* Material for this exercise *

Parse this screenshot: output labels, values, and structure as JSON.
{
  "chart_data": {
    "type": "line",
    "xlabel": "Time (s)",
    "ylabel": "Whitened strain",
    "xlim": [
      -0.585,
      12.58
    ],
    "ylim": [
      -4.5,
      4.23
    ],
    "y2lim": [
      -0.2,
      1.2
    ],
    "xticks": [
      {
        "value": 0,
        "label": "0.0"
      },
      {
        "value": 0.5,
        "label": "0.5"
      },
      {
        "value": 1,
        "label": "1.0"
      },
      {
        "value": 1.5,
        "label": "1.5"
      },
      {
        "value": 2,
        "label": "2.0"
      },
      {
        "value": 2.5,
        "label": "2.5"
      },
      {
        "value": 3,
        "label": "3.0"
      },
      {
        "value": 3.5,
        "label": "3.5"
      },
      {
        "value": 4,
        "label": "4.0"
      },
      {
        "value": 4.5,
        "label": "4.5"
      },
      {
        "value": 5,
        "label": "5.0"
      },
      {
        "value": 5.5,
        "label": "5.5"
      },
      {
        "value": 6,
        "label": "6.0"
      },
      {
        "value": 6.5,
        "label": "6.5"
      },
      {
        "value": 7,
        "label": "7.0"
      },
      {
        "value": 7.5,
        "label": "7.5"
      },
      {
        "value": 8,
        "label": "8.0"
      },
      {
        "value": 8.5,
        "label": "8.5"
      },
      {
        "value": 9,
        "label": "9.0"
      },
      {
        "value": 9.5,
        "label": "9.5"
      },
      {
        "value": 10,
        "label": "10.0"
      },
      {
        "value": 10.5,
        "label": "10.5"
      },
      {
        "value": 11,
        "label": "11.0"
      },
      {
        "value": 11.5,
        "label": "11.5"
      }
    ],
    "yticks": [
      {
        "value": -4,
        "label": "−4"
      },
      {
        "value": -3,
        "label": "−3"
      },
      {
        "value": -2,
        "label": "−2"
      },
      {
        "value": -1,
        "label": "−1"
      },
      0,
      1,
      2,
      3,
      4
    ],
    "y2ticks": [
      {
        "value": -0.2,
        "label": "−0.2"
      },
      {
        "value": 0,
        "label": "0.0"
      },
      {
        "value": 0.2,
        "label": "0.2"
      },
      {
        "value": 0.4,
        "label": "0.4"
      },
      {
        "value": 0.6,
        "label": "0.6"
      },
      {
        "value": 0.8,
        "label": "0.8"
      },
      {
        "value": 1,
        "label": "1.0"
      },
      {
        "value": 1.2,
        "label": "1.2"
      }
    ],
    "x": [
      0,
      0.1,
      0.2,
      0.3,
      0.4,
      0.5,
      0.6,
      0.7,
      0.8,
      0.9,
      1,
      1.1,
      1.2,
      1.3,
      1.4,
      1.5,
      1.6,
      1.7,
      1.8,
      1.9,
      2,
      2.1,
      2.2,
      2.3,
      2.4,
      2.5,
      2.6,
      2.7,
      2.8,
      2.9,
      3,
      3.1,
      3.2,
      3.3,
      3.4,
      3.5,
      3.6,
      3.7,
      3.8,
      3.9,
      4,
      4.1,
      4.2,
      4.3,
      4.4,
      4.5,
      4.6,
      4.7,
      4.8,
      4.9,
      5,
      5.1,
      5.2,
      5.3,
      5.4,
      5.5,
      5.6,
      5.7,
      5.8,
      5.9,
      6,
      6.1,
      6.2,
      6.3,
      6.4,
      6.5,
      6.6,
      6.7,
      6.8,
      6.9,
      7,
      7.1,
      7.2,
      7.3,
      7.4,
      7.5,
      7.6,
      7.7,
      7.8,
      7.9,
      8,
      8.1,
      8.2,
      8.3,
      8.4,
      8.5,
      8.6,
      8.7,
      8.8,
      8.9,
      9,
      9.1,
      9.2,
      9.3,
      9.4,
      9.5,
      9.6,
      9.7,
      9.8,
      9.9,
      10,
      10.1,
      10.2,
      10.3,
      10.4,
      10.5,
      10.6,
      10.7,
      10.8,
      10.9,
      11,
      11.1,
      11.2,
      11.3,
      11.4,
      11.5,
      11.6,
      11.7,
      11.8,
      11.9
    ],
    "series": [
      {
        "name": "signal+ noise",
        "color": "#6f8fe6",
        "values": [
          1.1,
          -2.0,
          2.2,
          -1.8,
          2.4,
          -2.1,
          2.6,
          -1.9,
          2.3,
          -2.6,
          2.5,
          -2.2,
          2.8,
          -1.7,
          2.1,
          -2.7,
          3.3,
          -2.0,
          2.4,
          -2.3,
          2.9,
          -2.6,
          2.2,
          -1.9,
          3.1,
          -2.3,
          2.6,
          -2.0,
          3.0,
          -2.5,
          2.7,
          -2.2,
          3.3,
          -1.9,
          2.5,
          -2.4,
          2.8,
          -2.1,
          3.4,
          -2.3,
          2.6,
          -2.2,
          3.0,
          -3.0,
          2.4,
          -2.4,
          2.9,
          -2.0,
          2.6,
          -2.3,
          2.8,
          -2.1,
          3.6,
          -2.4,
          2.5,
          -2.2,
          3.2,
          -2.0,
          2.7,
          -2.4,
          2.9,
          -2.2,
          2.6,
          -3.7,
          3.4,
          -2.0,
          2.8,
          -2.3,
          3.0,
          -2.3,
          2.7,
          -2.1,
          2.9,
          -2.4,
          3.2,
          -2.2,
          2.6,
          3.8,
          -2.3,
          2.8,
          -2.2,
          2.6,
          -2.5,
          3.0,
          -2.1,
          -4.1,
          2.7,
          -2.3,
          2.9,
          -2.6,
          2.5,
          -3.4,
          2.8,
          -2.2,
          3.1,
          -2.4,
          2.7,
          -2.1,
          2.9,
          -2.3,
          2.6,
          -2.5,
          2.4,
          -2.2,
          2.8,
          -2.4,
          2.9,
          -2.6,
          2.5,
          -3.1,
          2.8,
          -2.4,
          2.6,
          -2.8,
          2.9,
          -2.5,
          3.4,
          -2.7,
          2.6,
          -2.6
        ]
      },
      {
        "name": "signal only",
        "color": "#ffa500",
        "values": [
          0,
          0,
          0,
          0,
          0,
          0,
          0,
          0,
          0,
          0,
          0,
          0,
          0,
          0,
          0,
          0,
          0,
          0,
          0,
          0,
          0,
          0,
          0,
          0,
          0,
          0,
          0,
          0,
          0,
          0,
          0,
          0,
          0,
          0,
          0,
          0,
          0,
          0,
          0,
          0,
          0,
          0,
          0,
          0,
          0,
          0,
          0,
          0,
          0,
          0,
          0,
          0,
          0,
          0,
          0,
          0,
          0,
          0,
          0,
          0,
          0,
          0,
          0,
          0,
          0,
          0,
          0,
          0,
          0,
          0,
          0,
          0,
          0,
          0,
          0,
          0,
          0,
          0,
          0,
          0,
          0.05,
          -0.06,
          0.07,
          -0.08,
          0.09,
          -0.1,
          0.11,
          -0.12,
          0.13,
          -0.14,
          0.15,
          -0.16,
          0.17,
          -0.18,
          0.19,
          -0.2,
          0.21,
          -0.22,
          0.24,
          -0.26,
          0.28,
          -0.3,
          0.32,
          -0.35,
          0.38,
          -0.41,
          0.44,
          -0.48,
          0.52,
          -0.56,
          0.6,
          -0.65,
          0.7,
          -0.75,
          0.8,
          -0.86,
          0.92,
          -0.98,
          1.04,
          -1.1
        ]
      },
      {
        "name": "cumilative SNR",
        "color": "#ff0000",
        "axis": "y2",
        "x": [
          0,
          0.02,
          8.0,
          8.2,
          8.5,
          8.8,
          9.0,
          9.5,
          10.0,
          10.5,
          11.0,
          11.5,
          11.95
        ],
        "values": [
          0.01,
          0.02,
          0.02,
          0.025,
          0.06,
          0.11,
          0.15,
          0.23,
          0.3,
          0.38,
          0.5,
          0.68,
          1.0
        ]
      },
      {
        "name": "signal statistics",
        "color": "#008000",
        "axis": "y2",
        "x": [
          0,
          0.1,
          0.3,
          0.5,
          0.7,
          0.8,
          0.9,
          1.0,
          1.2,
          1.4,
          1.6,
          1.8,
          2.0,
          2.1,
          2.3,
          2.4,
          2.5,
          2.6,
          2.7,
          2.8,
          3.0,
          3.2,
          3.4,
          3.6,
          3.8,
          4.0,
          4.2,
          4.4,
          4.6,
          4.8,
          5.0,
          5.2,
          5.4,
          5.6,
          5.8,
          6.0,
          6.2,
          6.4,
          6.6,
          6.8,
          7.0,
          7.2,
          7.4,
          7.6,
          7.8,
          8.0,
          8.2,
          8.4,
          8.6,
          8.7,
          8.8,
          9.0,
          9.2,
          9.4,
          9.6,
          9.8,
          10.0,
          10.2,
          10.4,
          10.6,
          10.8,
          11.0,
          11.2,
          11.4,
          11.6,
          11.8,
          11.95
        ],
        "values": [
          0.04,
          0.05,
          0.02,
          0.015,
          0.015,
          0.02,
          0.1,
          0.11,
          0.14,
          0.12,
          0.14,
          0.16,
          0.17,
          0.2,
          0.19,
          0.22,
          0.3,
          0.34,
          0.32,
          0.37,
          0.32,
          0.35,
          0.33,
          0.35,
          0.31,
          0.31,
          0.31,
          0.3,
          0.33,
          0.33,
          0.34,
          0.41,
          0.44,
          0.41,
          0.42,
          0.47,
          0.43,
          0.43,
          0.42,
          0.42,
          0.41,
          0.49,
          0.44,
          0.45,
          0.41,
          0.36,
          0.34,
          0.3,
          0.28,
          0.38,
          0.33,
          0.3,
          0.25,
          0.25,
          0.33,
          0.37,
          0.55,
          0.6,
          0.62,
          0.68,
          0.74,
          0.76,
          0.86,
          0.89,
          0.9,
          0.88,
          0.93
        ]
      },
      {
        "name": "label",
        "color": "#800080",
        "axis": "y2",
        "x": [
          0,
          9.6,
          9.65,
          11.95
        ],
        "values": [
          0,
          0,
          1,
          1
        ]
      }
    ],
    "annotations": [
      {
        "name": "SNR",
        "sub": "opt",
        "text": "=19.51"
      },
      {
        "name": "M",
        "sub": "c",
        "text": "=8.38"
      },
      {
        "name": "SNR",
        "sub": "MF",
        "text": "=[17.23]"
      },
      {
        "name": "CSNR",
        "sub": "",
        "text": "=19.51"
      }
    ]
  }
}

* Goal of the exercise *
Copy each line of the records above that carries the word "text".

* Result of the exercise *
        "text": "=19.51"
        "text": "=8.38"
        "text": "=[17.23]"
        "text": "=19.51"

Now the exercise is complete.